-- START OF Record extracts --

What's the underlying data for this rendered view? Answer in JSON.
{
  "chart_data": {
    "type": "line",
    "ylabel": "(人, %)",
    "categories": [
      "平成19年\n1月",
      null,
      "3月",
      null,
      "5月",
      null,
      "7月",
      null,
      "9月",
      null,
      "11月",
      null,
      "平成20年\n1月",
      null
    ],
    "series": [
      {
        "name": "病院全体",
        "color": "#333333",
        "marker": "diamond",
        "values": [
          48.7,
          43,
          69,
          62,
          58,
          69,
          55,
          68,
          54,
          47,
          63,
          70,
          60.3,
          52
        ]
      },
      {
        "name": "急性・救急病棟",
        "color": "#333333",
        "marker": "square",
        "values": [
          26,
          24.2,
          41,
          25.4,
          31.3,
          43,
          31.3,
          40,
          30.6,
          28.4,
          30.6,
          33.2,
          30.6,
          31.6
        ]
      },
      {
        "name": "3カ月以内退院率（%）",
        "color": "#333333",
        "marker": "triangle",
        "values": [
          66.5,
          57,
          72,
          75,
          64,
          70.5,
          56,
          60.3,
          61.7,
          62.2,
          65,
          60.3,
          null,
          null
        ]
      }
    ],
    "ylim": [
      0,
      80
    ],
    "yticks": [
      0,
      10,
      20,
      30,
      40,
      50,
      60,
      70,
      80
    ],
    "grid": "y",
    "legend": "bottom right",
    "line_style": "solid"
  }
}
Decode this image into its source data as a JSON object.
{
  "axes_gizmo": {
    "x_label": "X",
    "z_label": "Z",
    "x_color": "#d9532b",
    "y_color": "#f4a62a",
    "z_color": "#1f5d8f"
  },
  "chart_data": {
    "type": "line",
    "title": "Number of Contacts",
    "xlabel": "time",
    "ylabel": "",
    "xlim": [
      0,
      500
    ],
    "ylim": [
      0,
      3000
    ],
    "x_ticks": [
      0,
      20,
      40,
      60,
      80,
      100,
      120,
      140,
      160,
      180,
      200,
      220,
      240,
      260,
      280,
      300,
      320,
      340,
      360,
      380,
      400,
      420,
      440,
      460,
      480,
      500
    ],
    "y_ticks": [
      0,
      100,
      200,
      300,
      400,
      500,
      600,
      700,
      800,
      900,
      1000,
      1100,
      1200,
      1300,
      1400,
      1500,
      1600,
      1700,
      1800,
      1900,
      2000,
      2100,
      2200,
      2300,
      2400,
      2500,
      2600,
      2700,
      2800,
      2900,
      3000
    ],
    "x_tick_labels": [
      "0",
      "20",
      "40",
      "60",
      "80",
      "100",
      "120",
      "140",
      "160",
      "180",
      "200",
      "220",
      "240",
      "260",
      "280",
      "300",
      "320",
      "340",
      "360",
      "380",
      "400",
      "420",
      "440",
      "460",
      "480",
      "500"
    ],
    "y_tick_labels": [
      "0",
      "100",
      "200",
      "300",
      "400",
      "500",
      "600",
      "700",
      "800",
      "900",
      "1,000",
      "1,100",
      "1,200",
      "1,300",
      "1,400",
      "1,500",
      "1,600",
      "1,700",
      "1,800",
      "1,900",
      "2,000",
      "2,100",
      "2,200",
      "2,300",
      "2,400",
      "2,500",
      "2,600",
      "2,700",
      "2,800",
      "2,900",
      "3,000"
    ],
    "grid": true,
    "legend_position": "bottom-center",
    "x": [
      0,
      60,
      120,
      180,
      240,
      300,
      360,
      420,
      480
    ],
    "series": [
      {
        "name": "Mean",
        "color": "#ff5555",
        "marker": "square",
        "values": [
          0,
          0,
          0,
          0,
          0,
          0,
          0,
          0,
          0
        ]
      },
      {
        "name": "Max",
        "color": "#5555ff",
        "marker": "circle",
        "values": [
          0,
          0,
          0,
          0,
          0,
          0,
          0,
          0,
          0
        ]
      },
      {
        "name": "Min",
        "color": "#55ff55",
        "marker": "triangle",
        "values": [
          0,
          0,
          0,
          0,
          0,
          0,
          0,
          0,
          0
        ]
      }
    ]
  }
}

-- END OF Record extracts --

### Set problem
Extract each line from the listing above, please, and repeat it exactly.

### Answer for the task
What's the underlying data for this rendered view? Answer in JSON.
{
  "chart_data": {
    "type": "line",
    "ylabel": "(人, %)",
    "categories": [
      "平成19年\n1月",
      null,
      "3月",
      null,
      "5月",
      null,
      "7月",
      null,
      "9月",
      null,
      "11月",
      null,
      "平成20年\n1月",
      null
    ],
    "series": [
      {
        "name": "病院全体",
        "color": "#333333",
        "marker": "diamond",
        "values": [
          48.7,
          43,
          69,
          62,
          58,
          69,
          55,
          68,
          54,
          47,
          63,
          70,
          60.3,
          52
        ]
      },
      {
        "name": "急性・救急病棟",
        "color": "#333333",
        "marker": "square",
        "values": [
          26,
          24.2,
          41,
          25.4,
          31.3,
          43,
          31.3,
          40,
          30.6,
          28.4,
          30.6,
          33.2,
          30.6,
          31.6
        ]
      },
      {
        "name": "3カ月以内退院率（%）",
        "color": "#333333",
        "marker": "triangle",
        "values": [
          66.5,
          57,
          72,
          75,
          64,
          70.5,
          56,
          60.3,
          61.7,
          62.2,
          65,
          60.3,
          null,
          null
        ]
      }
    ],
    "ylim": [
      0,
      80
    ],
    "yticks": [
      0,
      10,
      20,
      30,
      40,
      50,
      60,
      70,
      80
    ],
    "grid": "y",
    "legend": "bottom right",
    "line_style": "solid"
  }
}
Decode this image into its source data as a JSON object.
{
  "axes_gizmo": {
    "x_label": "X",
    "z_label": "Z",
    "x_color": "#d9532b",
    "y_color": "#f4a62a",
    "z_color": "#1f5d8f"
  },
  "chart_data": {
    "type": "line",
    "title": "Number of Contacts",
    "xlabel": "time",
    "ylabel": "",
    "xlim": [
      0,
      500
    ],
    "ylim": [
      0,
      3000
    ],
    "x_ticks": [
      0,
      20,
      40,
      60,
      80,
      100,
      120,
      140,
      160,
      180,
      200,
      220,
      240,
      260,
      280,
      300,
      320,
      340,
      360,
      380,
      400,
      420,
      440,
      460,
      480,
      500
    ],
    "y_ticks": [
      0,
      100,
      200,
      300,
      400,
      500,
      600,
      700,
      800,
      900,
      1000,
      1100,
      1200,
      1300,
      1400,
      1500,
      1600,
      1700,
      1800,
      1900,
      2000,
      2100,
      2200,
      2300,
      2400,
      2500,
      2600,
      2700,
      2800,
      2900,
      3000
    ],
    "x_tick_labels": [
      "0",
      "20",
      "40",
      "60",
      "80",
      "100",
      "120",
      "140",
      "160",
      "180",
      "200",
      "220",
      "240",
      "260",
      "280",
      "300",
      "320",
      "340",
      "360",
      "380",
      "400",
      "420",
      "440",
      "460",
      "480",
      "500"
    ],
    "y_tick_labels": [
      "0",
      "100",
      "200",
      "300",
      "400",
      "500",
      "600",
      "700",
      "800",
      "900",
      "1,000",
      "1,100",
      "1,200",
      "1,300",
      "1,400",
      "1,500",
      "1,600",
      "1,700",
      "1,800",
      "1,900",
      "2,000",
      "2,100",
      "2,200",
      "2,300",
      "2,400",
      "2,500",
      "2,600",
      "2,700",
      "2,800",
      "2,900",
      "3,000"
    ],
    "grid": true,
    "legend_position": "bottom-center",
    "x": [
      0,
      60,
      120,
      180,
      240,
      300,
      360,
      420,
      480
    ],
    "series": [
      {
        "name": "Mean",
        "color": "#ff5555",
        "marker": "square",
        "values": [
          0,
          0,
          0,
          0,
          0,
          0,
          0,
          0,
          0
        ]
      },
      {
        "name": "Max",
        "color": "#5555ff",
        "marker": "circle",
        "values": [
          0,
          0,
          0,
          0,
          0,
          0,
          0,
          0,
          0
        ]
      },
      {
        "name": "Min",
        "color": "#55ff55",
        "marker": "triangle",
        "values": [
          0,
          0,
          0,
          0,
          0,
          0,
          0,
          0,
          0
        ]
      }
    ]
  }
}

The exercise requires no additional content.